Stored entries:
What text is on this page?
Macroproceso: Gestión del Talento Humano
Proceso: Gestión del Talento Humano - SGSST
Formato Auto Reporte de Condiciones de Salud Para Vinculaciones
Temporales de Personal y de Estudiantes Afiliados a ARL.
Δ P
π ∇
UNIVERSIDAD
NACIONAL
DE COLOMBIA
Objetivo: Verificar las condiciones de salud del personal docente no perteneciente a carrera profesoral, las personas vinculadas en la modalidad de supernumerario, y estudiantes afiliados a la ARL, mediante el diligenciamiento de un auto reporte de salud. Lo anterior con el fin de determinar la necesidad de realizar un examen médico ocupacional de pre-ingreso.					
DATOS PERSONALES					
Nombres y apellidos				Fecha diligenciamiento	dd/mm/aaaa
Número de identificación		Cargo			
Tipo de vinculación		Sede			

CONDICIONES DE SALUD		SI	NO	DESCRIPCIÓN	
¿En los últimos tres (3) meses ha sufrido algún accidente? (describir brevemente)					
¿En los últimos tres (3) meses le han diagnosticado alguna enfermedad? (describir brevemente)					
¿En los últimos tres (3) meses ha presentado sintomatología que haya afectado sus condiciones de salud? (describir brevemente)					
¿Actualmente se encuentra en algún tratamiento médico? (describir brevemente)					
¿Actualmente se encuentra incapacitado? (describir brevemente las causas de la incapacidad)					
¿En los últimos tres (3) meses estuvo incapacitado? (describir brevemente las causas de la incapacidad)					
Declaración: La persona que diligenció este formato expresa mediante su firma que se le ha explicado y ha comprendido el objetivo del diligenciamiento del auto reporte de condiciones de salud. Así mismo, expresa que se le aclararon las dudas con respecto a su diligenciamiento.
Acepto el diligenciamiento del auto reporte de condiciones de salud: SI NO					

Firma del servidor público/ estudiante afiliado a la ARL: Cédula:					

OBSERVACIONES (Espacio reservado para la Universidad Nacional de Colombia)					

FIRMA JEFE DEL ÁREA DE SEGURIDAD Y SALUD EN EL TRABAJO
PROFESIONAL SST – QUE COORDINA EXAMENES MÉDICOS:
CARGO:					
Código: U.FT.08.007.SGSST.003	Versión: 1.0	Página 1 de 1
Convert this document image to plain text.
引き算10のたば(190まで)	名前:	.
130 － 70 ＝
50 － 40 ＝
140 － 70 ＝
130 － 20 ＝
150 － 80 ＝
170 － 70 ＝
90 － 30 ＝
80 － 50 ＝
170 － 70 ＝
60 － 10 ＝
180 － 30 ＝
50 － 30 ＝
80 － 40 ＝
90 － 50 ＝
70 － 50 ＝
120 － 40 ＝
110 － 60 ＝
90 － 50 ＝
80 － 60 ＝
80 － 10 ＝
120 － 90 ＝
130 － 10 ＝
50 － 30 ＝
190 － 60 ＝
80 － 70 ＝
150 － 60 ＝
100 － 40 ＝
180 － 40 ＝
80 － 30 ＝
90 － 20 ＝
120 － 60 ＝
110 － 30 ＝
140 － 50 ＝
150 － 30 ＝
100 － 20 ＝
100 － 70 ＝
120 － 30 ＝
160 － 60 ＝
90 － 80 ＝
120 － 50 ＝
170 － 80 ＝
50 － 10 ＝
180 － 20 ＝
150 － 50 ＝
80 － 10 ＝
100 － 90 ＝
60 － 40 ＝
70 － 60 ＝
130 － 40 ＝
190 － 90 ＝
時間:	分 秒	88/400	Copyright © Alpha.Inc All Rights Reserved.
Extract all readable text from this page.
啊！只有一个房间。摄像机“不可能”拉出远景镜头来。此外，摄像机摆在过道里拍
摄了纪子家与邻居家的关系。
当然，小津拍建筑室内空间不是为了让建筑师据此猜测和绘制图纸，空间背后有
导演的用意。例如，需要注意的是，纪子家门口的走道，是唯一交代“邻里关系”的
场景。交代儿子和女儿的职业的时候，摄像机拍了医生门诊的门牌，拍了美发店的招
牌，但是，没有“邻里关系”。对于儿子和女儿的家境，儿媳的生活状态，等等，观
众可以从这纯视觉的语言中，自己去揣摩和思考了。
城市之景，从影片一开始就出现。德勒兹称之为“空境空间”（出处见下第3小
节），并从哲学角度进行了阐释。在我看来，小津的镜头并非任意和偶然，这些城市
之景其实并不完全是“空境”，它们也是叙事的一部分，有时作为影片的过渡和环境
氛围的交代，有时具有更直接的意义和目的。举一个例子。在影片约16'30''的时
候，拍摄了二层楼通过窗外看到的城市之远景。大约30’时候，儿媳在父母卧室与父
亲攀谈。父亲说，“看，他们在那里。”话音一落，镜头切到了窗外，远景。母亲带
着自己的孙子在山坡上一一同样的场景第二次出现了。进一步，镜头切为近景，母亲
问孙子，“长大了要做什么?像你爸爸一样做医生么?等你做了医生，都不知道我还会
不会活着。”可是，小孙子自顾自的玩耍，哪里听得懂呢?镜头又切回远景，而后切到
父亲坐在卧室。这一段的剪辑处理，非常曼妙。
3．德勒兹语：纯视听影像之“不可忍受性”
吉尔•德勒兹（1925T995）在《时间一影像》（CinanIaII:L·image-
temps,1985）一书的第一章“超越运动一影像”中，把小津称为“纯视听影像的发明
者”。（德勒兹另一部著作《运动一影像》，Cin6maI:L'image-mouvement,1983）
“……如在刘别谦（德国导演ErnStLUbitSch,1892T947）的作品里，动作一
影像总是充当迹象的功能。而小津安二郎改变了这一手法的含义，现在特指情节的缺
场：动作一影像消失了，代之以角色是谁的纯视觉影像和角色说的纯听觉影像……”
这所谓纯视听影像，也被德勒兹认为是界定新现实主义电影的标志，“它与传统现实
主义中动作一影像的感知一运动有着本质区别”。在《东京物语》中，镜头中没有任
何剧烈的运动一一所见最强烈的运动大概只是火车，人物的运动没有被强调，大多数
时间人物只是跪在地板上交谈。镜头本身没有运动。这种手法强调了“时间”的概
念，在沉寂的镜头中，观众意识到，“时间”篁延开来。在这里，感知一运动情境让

= Challenge =
Exactly reproduce every line of the data above.

= Response to this exercise =
What text is on this page?
Macroproceso: Gestión del Talento Humano
Proceso: Gestión del Talento Humano - SGSST
Formato Auto Reporte de Condiciones de Salud Para Vinculaciones
Temporales de Personal y de Estudiantes Afiliados a ARL.
Δ P
π ∇
UNIVERSIDAD
NACIONAL
DE COLOMBIA
Objetivo: Verificar las condiciones de salud del personal docente no perteneciente a carrera profesoral, las personas vinculadas en la modalidad de supernumerario, y estudiantes afiliados a la ARL, mediante el diligenciamiento de un auto reporte de salud. Lo anterior con el fin de determinar la necesidad de realizar un examen médico ocupacional de pre-ingreso.					
DATOS PERSONALES					
Nombres y apellidos				Fecha diligenciamiento	dd/mm/aaaa
Número de identificación		Cargo			
Tipo de vinculación		Sede			

CONDICIONES DE SALUD		SI	NO	DESCRIPCIÓN	
¿En los últimos tres (3) meses ha sufrido algún accidente? (describir brevemente)					
¿En los últimos tres (3) meses le han diagnosticado alguna enfermedad? (describir brevemente)					
¿En los últimos tres (3) meses ha presentado sintomatología que haya afectado sus condiciones de salud? (describir brevemente)					
¿Actualmente se encuentra en algún tratamiento médico? (describir brevemente)					
¿Actualmente se encuentra incapacitado? (describir brevemente las causas de la incapacidad)					
¿En los últimos tres (3) meses estuvo incapacitado? (describir brevemente las causas de la incapacidad)					
Declaración: La persona que diligenció este formato expresa mediante su firma que se le ha explicado y ha comprendido el objetivo del diligenciamiento del auto reporte de condiciones de salud. Así mismo, expresa que se le aclararon las dudas con respecto a su diligenciamiento.
Acepto el diligenciamiento del auto reporte de condiciones de salud: SI NO					

Firma del servidor público/ estudiante afiliado a la ARL: Cédula:					

OBSERVACIONES (Espacio reservado para la Universidad Nacional de Colombia)					

FIRMA JEFE DEL ÁREA DE SEGURIDAD Y SALUD EN EL TRABAJO
PROFESIONAL SST – QUE COORDINA EXAMENES MÉDICOS:
CARGO:					
Código: U.FT.08.007.SGSST.003	Versión: 1.0	Página 1 de 1
Convert this document image to plain text.
引き算10のたば(190まで)	名前:	.
130 － 70 ＝
50 － 40 ＝
140 － 70 ＝
130 － 20 ＝
150 － 80 ＝
170 － 70 ＝
90 － 30 ＝
80 － 50 ＝
170 － 70 ＝
60 － 10 ＝
180 － 30 ＝
50 － 30 ＝
80 － 40 ＝
90 － 50 ＝
70 － 50 ＝
120 － 40 ＝
110 － 60 ＝
90 － 50 ＝
80 － 60 ＝
80 － 10 ＝
120 － 90 ＝
130 － 10 ＝
50 － 30 ＝
190 － 60 ＝
80 － 70 ＝
150 － 60 ＝
100 － 40 ＝
180 － 40 ＝
80 － 30 ＝
90 － 20 ＝
120 － 60 ＝
110 － 30 ＝
140 － 50 ＝
150 － 30 ＝
100 － 20 ＝
100 － 70 ＝
120 － 30 ＝
160 － 60 ＝
90 － 80 ＝
120 － 50 ＝
170 － 80 ＝
50 － 10 ＝
180 － 20 ＝
150 － 50 ＝
80 － 10 ＝
100 － 90 ＝
60 － 40 ＝
70 － 60 ＝
130 － 40 ＝
190 － 90 ＝
時間:	分 秒	88/400	Copyright © Alpha.Inc All Rights Reserved.
Extract all readable text from this page.
啊！只有一个房间。摄像机“不可能”拉出远景镜头来。此外，摄像机摆在过道里拍
摄了纪子家与邻居家的关系。
当然，小津拍建筑室内空间不是为了让建筑师据此猜测和绘制图纸，空间背后有
导演的用意。例如，需要注意的是，纪子家门口的走道，是唯一交代“邻里关系”的
场景。交代儿子和女儿的职业的时候，摄像机拍了医生门诊的门牌，拍了美发店的招
牌，但是，没有“邻里关系”。对于儿子和女儿的家境，儿媳的生活状态，等等，观
众可以从这纯视觉的语言中，自己去揣摩和思考了。
城市之景，从影片一开始就出现。德勒兹称之为“空境空间”（出处见下第3小
节），并从哲学角度进行了阐释。在我看来，小津的镜头并非任意和偶然，这些城市
之景其实并不完全是“空境”，它们也是叙事的一部分，有时作为影片的过渡和环境
氛围的交代，有时具有更直接的意义和目的。举一个例子。在影片约16'30''的时
候，拍摄了二层楼通过窗外看到的城市之远景。大约30’时候，儿媳在父母卧室与父
亲攀谈。父亲说，“看，他们在那里。”话音一落，镜头切到了窗外，远景。母亲带
着自己的孙子在山坡上一一同样的场景第二次出现了。进一步，镜头切为近景，母亲
问孙子，“长大了要做什么?像你爸爸一样做医生么?等你做了医生，都不知道我还会
不会活着。”可是，小孙子自顾自的玩耍，哪里听得懂呢?镜头又切回远景，而后切到
父亲坐在卧室。这一段的剪辑处理，非常曼妙。
3．德勒兹语：纯视听影像之“不可忍受性”
吉尔•德勒兹（1925T995）在《时间一影像》（CinanIaII:L·image-
temps,1985）一书的第一章“超越运动一影像”中，把小津称为“纯视听影像的发明
者”。（德勒兹另一部著作《运动一影像》，Cin6maI:L'image-mouvement,1983）
“……如在刘别谦（德国导演ErnStLUbitSch,1892T947）的作品里，动作一
影像总是充当迹象的功能。而小津安二郎改变了这一手法的含义，现在特指情节的缺
场：动作一影像消失了，代之以角色是谁的纯视觉影像和角色说的纯听觉影像……”
这所谓纯视听影像，也被德勒兹认为是界定新现实主义电影的标志，“它与传统现实
主义中动作一影像的感知一运动有着本质区别”。在《东京物语》中，镜头中没有任
何剧烈的运动一一所见最强烈的运动大概只是火车，人物的运动没有被强调，大多数
时间人物只是跪在地板上交谈。镜头本身没有运动。这种手法强调了“时间”的概
念，在沉寂的镜头中，观众意识到，“时间”篁延开来。在这里，感知一运动情境让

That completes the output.